-- start --

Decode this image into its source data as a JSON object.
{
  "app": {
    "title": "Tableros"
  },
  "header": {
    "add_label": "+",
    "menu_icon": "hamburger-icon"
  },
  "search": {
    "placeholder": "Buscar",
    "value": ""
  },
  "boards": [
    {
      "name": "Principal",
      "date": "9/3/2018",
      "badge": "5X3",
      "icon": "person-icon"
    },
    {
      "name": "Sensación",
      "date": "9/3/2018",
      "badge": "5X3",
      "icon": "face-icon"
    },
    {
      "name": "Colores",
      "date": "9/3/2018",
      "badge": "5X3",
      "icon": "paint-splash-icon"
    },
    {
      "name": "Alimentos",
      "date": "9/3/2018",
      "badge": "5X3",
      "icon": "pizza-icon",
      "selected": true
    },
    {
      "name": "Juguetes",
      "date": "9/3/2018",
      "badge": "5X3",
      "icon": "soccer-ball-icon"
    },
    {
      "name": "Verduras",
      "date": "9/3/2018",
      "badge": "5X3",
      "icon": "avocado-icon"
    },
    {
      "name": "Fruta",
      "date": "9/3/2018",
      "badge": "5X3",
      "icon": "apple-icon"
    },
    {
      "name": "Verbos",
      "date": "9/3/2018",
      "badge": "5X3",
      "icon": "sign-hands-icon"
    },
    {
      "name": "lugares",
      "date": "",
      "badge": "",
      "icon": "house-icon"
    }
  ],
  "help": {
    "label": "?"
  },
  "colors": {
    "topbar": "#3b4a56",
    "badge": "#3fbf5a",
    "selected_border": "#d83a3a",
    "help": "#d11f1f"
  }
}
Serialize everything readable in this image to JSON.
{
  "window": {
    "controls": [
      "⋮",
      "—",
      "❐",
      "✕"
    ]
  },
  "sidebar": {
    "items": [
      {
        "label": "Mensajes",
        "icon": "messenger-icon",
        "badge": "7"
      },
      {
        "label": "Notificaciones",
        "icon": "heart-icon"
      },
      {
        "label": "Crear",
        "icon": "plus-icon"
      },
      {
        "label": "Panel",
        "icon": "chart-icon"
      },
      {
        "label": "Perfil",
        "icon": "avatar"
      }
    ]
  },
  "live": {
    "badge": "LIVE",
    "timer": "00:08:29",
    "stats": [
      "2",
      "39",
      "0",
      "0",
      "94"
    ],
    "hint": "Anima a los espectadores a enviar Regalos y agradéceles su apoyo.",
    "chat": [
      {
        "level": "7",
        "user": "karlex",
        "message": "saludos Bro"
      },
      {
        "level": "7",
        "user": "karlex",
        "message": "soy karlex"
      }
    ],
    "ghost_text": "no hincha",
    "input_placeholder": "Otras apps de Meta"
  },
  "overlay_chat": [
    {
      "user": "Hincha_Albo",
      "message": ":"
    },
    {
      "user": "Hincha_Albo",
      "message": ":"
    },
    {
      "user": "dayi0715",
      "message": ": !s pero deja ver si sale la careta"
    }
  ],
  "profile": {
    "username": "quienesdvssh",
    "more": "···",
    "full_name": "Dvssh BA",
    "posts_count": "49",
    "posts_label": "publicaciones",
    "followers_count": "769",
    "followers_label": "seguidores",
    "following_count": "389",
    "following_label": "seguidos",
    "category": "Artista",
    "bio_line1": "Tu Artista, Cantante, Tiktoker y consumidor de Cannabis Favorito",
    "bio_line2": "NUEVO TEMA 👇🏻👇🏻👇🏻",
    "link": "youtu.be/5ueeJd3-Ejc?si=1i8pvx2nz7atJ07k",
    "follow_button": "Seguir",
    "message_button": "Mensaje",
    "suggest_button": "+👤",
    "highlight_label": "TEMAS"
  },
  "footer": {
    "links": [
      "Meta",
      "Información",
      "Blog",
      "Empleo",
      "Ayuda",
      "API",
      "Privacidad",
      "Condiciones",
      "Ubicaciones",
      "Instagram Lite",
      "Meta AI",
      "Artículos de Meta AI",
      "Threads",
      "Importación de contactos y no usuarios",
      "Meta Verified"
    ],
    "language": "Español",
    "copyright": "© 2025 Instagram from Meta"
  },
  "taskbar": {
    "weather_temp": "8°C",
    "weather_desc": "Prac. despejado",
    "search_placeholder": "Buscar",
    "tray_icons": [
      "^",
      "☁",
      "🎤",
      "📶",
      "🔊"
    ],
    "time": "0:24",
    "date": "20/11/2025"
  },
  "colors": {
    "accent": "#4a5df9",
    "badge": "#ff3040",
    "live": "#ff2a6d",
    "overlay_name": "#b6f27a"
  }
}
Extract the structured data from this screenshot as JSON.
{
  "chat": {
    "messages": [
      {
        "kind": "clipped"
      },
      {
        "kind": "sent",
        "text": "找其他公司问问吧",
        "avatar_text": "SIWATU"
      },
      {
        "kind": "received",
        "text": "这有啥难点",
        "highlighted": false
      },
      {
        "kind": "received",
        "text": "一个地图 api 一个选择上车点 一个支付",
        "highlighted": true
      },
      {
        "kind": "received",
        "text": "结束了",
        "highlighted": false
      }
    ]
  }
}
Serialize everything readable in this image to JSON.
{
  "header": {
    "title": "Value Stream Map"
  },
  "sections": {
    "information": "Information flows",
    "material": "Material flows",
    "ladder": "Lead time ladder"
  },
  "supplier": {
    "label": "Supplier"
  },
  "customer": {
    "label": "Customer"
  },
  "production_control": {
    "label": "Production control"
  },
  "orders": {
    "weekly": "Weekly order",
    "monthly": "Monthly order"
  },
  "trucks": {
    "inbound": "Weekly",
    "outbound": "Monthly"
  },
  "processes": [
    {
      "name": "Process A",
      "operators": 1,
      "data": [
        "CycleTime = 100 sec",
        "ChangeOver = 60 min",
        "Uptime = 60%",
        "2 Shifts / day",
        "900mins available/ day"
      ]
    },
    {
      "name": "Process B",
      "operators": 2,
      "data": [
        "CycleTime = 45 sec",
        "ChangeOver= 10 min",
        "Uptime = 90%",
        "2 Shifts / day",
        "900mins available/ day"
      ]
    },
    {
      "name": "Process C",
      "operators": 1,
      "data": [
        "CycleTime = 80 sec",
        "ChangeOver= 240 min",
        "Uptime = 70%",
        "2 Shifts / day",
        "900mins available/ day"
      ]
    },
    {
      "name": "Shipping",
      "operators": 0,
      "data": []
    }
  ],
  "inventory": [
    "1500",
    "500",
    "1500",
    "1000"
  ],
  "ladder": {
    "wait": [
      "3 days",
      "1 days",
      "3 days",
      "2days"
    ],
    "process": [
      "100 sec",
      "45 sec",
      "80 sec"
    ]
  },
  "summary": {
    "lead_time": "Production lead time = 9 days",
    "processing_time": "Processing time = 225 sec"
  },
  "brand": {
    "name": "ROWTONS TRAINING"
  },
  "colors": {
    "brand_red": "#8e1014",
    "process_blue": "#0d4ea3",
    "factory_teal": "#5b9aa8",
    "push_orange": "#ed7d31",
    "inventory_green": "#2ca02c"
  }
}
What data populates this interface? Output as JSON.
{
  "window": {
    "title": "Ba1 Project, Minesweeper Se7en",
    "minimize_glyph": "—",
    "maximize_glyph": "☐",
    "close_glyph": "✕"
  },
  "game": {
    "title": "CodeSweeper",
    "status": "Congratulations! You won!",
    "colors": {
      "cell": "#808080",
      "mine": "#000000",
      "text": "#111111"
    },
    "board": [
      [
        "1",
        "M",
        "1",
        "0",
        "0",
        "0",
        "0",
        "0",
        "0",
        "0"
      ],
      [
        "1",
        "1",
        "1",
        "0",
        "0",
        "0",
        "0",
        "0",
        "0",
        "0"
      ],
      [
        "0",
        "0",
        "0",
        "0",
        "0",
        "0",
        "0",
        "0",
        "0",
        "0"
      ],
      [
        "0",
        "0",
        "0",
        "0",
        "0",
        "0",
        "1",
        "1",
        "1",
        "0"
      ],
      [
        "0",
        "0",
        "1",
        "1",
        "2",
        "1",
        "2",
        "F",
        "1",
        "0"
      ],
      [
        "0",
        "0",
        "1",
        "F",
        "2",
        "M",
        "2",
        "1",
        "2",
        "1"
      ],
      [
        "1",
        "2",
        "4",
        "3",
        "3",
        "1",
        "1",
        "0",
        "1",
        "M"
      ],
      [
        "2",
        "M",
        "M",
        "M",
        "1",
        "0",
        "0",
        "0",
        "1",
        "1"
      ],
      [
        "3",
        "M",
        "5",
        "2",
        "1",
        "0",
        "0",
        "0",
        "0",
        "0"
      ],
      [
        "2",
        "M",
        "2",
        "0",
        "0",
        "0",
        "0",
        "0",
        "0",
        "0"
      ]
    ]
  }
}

-- end --

Task brief: Report how many lines of the listing above include the word "Weekly". Say nothing but the number.

Answer to this task: 2